GOAL OF THE EXERCISE: Can you quote, word for word, the part of the Amazon fires excerpt below that opens with "The fires that" and closes with "create more farms."?

SOURCE EXCERPT:
The fires that raged through the Amazon earlier this year is just one example of the devastating impacts of the warming world and a failure of politicians to act. Brazil contains about 60% of the Amazon rainforest and is considered to be the ‘lungs of the earth,’ absorbing 25% of the earth’s CO2 emissions.

The fires were a result of illegal forest clearing in order to create more farms.

At its peak, satellite imagery proved that there were 9507 fires spread across the Amazon, resulting in a loss of 9060 km 2 . Failure of politicians to act on this global crisis demonstrates that agreements such as the Paris agreement and many more are merely a way to placate the global population, as geopolitical tensions continue to play a large role in mitigating climate change.

This follows after Germany and Norway decided to withhold more than $60 million in funds for sustainability projects in Brazil, claiming that there is a lack of commitment to fight deforestation. Onyx Lorenzoni, the Brazilian President’s Chief of Staff claimed that the rates of deforestation were not as high as the rest of the world is reporting, and that the world was ‘exaggerating environmental problems’ and trying to ‘undermine economic development’.

I am not sat here asking you to strap yourself to a tree or protest outside of parliament. But what I am asking for is consideration. I implore you to consider how climate change policies are portrayed in the media and whether or not they truly represent a step in the right direction. It is not enough to accept international action towards climate change at face value. We need to understand that there are deep geopolitical tensions that run behind it – the simple act of reducing emissions is not so simple.

Stored data:
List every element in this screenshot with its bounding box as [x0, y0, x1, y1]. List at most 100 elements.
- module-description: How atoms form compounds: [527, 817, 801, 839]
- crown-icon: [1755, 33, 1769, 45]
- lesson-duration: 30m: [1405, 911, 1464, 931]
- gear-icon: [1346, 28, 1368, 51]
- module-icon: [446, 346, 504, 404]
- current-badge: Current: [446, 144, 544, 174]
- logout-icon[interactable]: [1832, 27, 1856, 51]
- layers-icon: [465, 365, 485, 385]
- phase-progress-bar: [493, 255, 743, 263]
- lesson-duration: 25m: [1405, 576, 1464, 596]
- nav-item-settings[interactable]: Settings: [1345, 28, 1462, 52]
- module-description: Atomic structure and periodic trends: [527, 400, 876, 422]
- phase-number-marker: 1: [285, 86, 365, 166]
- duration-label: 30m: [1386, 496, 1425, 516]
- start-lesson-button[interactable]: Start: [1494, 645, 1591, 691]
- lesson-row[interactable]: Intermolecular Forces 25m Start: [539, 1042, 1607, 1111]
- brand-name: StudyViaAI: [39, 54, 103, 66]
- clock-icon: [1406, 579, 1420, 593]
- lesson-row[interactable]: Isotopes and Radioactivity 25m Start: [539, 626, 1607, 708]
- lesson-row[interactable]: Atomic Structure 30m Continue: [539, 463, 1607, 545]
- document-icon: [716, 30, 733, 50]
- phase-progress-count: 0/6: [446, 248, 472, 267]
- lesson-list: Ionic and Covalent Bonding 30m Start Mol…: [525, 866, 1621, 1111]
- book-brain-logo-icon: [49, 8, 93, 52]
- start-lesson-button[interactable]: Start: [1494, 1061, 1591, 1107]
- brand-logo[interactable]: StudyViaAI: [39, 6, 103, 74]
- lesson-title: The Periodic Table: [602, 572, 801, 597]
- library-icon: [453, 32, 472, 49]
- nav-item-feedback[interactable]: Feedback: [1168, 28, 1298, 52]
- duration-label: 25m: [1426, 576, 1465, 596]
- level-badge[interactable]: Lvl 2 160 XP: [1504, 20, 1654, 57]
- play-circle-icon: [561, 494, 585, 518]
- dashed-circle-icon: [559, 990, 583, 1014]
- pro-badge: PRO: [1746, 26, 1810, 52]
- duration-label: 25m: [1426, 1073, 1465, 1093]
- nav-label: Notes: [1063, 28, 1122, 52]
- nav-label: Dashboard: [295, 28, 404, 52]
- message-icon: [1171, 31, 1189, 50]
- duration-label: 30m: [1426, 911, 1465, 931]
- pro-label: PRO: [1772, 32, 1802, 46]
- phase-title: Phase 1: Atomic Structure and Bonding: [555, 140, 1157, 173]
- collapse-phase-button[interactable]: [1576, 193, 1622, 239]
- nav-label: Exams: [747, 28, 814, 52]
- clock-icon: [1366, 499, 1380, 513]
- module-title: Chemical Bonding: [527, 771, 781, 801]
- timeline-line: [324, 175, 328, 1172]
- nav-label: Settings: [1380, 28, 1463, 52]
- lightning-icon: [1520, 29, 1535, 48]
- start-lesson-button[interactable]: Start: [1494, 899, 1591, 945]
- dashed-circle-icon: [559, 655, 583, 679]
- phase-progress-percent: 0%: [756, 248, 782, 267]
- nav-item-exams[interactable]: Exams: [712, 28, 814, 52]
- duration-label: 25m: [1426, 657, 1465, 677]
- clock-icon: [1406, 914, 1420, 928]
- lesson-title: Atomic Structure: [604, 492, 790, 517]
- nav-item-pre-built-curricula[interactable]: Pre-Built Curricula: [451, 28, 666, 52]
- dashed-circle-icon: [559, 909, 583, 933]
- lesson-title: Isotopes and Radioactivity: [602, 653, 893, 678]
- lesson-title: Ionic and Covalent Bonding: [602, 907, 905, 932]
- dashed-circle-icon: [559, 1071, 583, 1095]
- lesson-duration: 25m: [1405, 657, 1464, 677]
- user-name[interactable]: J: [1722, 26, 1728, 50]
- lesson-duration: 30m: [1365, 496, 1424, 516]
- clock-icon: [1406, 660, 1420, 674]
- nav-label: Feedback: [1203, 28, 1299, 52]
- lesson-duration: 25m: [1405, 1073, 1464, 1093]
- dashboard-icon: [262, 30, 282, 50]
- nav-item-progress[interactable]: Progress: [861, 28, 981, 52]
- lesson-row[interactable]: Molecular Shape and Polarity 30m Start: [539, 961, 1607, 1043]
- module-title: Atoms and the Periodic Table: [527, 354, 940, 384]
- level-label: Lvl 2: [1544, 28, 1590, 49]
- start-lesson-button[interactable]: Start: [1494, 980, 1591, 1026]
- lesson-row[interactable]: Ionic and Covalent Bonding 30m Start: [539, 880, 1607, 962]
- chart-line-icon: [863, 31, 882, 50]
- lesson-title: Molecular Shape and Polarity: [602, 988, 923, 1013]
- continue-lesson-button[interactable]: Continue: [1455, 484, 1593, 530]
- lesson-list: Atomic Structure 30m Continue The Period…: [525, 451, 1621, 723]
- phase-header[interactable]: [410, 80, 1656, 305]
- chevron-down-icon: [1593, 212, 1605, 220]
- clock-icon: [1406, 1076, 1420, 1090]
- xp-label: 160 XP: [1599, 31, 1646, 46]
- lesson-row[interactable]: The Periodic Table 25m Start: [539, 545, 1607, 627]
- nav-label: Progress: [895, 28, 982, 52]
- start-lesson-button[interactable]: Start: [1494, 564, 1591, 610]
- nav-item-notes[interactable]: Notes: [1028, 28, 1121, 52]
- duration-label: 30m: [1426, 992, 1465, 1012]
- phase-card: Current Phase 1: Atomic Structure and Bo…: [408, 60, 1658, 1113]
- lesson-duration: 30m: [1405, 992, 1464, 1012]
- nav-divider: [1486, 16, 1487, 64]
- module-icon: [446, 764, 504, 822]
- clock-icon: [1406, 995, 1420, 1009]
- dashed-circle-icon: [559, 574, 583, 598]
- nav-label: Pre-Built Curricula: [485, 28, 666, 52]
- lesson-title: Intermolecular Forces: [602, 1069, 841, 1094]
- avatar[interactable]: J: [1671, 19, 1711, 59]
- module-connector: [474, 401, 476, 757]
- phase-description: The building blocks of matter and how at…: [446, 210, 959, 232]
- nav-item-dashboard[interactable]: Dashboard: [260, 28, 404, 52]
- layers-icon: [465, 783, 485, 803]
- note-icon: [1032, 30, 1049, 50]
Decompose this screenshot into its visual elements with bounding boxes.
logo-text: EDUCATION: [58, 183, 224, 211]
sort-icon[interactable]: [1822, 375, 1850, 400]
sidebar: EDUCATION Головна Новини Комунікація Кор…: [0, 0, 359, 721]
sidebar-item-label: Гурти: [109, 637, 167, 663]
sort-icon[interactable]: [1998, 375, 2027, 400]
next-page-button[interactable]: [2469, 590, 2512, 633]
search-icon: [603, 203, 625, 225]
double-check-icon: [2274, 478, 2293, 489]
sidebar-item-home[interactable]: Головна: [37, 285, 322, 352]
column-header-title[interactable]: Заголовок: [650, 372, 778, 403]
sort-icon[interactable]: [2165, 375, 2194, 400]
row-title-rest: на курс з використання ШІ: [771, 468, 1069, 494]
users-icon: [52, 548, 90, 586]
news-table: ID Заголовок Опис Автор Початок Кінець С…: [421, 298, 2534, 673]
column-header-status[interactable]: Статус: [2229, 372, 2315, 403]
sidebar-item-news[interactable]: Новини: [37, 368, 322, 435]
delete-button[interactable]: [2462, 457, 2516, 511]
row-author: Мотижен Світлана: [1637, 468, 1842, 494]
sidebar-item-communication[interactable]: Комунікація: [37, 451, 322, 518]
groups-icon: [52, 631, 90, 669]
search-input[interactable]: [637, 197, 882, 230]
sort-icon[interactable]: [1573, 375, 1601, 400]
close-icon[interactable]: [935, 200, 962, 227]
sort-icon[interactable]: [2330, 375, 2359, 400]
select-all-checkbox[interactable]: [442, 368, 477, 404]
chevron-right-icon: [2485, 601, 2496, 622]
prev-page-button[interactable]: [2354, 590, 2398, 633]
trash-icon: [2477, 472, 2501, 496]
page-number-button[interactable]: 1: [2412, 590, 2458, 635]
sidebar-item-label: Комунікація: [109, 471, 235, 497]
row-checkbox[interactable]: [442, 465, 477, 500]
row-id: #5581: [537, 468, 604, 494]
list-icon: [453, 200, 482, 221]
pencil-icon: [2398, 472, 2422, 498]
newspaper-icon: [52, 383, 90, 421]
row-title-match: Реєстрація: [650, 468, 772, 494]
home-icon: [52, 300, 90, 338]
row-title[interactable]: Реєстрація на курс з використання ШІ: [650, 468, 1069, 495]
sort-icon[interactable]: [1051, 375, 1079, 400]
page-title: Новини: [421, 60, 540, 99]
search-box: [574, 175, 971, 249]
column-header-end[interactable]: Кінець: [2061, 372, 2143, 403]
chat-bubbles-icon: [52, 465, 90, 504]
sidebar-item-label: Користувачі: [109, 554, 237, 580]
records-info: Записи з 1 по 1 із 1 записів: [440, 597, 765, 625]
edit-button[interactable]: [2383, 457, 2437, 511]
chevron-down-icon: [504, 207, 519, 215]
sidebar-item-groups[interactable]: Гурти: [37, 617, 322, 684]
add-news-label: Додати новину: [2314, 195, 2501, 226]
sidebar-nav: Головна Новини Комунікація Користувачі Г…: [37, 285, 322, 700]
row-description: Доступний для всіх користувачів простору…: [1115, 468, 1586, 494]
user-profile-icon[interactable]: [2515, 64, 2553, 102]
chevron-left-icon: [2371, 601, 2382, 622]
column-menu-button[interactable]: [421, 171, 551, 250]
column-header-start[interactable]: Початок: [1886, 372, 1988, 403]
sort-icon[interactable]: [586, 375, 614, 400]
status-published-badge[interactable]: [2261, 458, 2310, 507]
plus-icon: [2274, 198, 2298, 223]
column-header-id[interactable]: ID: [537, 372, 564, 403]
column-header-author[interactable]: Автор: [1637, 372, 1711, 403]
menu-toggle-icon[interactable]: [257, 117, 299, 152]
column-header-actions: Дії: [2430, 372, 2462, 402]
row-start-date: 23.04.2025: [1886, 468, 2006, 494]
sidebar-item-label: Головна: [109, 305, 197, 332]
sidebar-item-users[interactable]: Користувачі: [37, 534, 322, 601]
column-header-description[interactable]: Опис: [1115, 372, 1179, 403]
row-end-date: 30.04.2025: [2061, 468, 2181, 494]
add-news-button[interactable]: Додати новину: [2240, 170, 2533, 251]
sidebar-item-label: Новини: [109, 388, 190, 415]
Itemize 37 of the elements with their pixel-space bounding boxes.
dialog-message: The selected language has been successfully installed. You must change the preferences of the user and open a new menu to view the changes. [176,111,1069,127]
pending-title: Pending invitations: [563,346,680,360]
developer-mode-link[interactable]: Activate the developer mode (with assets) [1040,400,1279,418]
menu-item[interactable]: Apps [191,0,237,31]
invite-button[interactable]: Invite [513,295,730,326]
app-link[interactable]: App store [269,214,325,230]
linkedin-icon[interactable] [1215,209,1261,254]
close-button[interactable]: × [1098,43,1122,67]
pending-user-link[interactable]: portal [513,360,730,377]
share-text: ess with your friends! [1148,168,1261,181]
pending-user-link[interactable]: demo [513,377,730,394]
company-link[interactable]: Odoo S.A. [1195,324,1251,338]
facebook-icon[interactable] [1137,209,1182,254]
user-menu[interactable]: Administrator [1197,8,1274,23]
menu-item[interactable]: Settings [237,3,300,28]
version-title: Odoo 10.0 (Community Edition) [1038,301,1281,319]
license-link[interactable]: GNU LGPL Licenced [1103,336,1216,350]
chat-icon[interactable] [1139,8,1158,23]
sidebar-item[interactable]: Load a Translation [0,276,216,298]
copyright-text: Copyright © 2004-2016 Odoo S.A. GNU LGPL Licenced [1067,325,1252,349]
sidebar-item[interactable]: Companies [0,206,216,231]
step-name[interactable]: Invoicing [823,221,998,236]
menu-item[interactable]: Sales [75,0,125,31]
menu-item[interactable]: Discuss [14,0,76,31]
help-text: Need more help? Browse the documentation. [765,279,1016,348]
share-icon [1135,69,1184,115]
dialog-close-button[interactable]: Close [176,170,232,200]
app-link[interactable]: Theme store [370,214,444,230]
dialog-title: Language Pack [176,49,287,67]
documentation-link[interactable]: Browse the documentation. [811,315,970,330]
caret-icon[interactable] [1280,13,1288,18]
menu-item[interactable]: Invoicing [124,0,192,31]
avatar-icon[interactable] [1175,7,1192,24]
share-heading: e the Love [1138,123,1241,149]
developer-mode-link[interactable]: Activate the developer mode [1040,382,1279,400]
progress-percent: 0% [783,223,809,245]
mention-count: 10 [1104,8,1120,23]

SOLUTION:
The fires that raged through the Amazon earlier this year is just one example of the devastating impacts of the warming world and a failure of politicians to act. Brazil contains about 60% of the Amazon rainforest and is considered to be the ‘lungs of the earth,’ absorbing 25% of the earth’s CO2 emissions.

The fires were a result of illegal forest clearing in order to create more farms.